WORK REQUIRED: Return each line of the data below exactly, omitting any pictures.

.....

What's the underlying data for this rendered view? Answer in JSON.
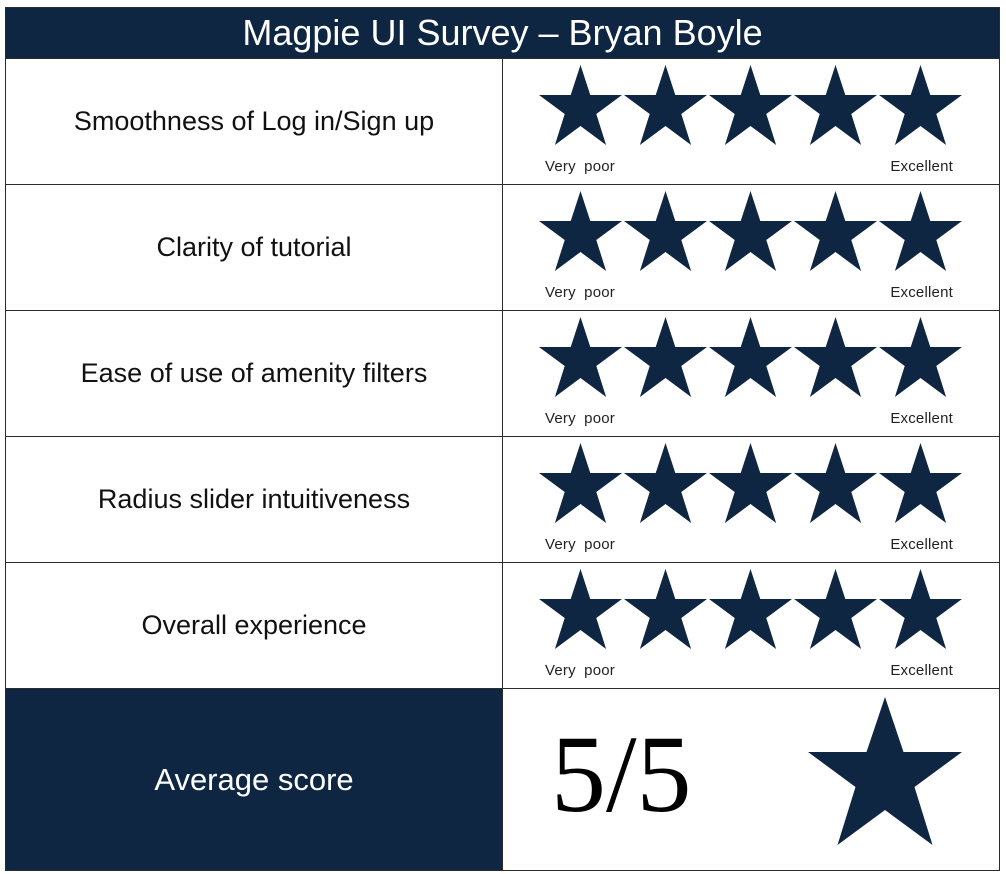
{
  "title": "Magpie UI Survey – Bryan Boyle",
  "scale": {
    "low_label": "Very poor",
    "high_label": "Excellent",
    "max_stars": 5
  },
  "questions": [
    {
      "label": "Smoothness of Log in/Sign up",
      "rating": 5
    },
    {
      "label": "Clarity of tutorial",
      "rating": 5
    },
    {
      "label": "Ease of use of amenity filters",
      "rating": 5
    },
    {
      "label": "Radius slider intuitiveness",
      "rating": 5
    },
    {
      "label": "Overall experience",
      "rating": 5
    }
  ],
  "average": {
    "label": "Average score",
    "score": "5/5",
    "star_icon": "star-icon"
  },
  "colors": {
    "navy": "#0e2641",
    "white": "#ffffff",
    "border": "#2b2b2b"
  }
}
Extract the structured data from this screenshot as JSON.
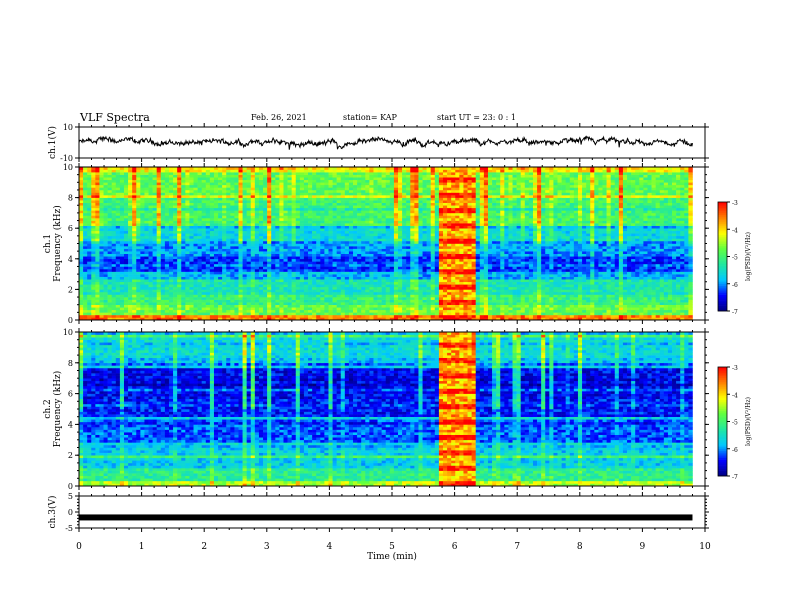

.....

ANSWER BELOW:
What's the underlying data for this rendered view? Answer in JSON.
{
  "title": "Magpie UI Survey – Bryan Boyle",
  "scale": {
    "low_label": "Very poor",
    "high_label": "Excellent",
    "max_stars": 5
  },
  "questions": [
    {
      "label": "Smoothness of Log in/Sign up",
      "rating": 5
    },
    {
      "label": "Clarity of tutorial",
      "rating": 5
    },
    {
      "label": "Ease of use of amenity filters",
      "rating": 5
    },
    {
      "label": "Radius slider intuitiveness",
      "rating": 5
    },
    {
      "label": "Overall experience",
      "rating": 5
    }
  ],
  "average": {
    "label": "Average score",
    "score": "5/5",
    "star_icon": "star-icon"
  },
  "colors": {
    "navy": "#0e2641",
    "white": "#ffffff",
    "border": "#2b2b2b"
  }
}
Extract the structured data from this screenshot as JSON.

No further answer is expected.